Wherever the word "values" appears in the entries, copy the whole line.

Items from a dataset
────────────────────
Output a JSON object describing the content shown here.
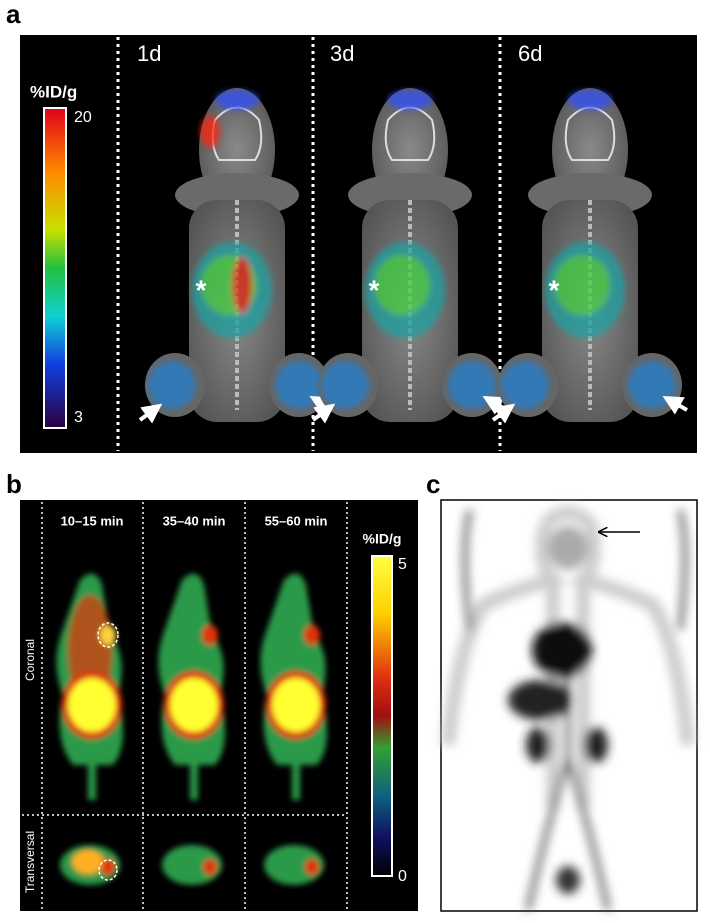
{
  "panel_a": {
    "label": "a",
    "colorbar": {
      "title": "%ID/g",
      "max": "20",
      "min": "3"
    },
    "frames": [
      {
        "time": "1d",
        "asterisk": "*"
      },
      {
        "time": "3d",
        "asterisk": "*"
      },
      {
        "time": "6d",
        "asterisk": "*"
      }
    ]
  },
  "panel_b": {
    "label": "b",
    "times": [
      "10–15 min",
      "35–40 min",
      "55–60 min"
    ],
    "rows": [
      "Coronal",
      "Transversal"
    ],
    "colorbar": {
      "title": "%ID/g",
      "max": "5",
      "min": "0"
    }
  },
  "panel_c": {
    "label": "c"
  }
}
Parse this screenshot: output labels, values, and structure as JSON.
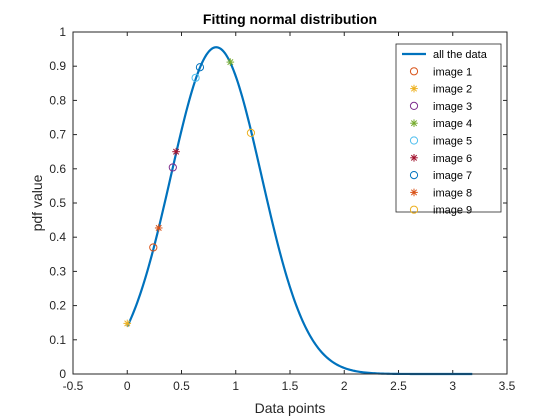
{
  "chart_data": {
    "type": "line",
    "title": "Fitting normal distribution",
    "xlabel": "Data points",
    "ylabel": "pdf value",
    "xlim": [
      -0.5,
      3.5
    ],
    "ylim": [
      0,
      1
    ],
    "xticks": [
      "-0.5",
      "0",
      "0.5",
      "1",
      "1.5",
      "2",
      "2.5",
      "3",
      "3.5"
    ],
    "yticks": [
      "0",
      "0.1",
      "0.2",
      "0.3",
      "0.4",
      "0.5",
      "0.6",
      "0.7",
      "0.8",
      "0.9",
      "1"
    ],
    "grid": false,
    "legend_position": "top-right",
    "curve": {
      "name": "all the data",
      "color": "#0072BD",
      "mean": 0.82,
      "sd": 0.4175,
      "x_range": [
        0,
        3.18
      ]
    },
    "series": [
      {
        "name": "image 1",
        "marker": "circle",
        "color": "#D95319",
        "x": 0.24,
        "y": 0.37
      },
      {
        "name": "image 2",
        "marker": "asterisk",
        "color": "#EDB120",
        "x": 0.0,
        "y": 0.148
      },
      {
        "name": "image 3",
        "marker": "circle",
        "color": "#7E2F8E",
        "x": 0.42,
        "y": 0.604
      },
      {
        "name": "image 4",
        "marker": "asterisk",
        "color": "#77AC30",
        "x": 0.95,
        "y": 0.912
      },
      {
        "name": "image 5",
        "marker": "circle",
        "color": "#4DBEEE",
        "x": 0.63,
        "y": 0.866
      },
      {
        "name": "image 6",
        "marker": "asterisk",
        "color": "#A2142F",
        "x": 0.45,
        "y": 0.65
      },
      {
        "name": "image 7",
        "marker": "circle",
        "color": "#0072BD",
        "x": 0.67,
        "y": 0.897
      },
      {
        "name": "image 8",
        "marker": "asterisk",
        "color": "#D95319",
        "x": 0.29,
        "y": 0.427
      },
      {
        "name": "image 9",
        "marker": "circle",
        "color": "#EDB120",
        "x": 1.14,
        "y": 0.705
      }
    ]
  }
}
────────────────────
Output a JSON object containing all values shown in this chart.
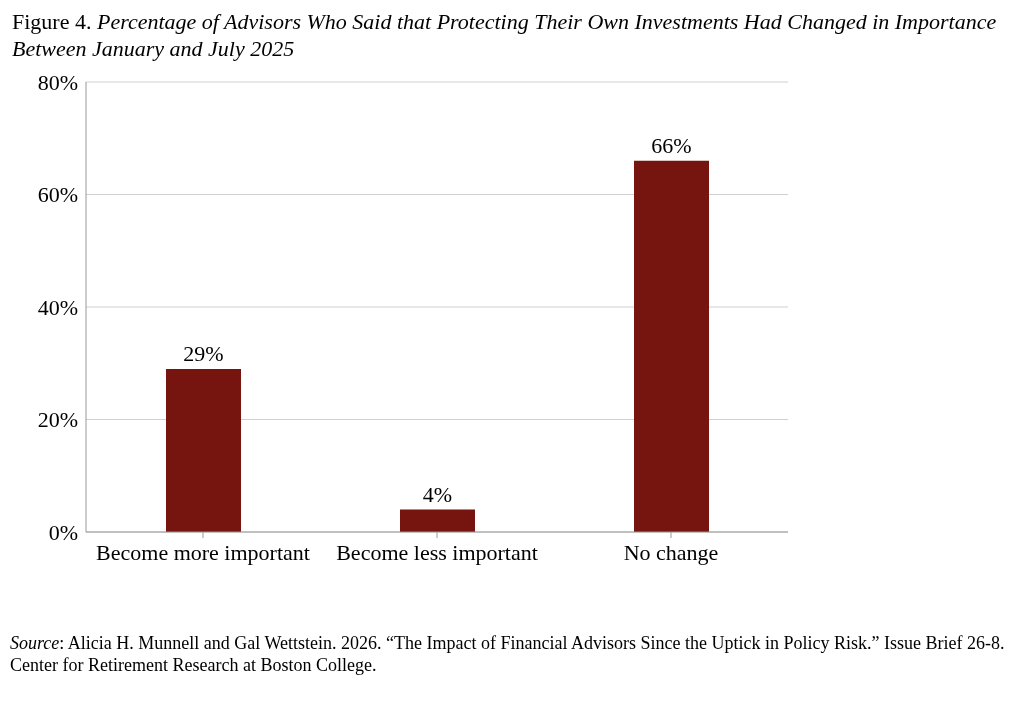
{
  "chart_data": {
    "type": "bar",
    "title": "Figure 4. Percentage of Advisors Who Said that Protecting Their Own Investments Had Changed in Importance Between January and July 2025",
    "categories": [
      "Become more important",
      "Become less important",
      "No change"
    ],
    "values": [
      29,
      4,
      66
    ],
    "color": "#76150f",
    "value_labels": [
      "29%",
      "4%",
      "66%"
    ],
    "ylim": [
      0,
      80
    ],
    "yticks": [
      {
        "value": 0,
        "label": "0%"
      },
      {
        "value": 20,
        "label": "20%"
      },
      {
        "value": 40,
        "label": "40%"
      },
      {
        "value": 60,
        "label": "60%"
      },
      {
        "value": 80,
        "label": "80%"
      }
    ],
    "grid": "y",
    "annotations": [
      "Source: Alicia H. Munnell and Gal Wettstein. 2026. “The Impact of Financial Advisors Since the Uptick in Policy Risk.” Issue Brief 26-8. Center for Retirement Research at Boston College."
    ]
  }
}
────────────────────
Problem solution —
Parse this screenshot: output labels, values, and structure as JSON.
Output a JSON object containing all values shown in this chart.
    "values": [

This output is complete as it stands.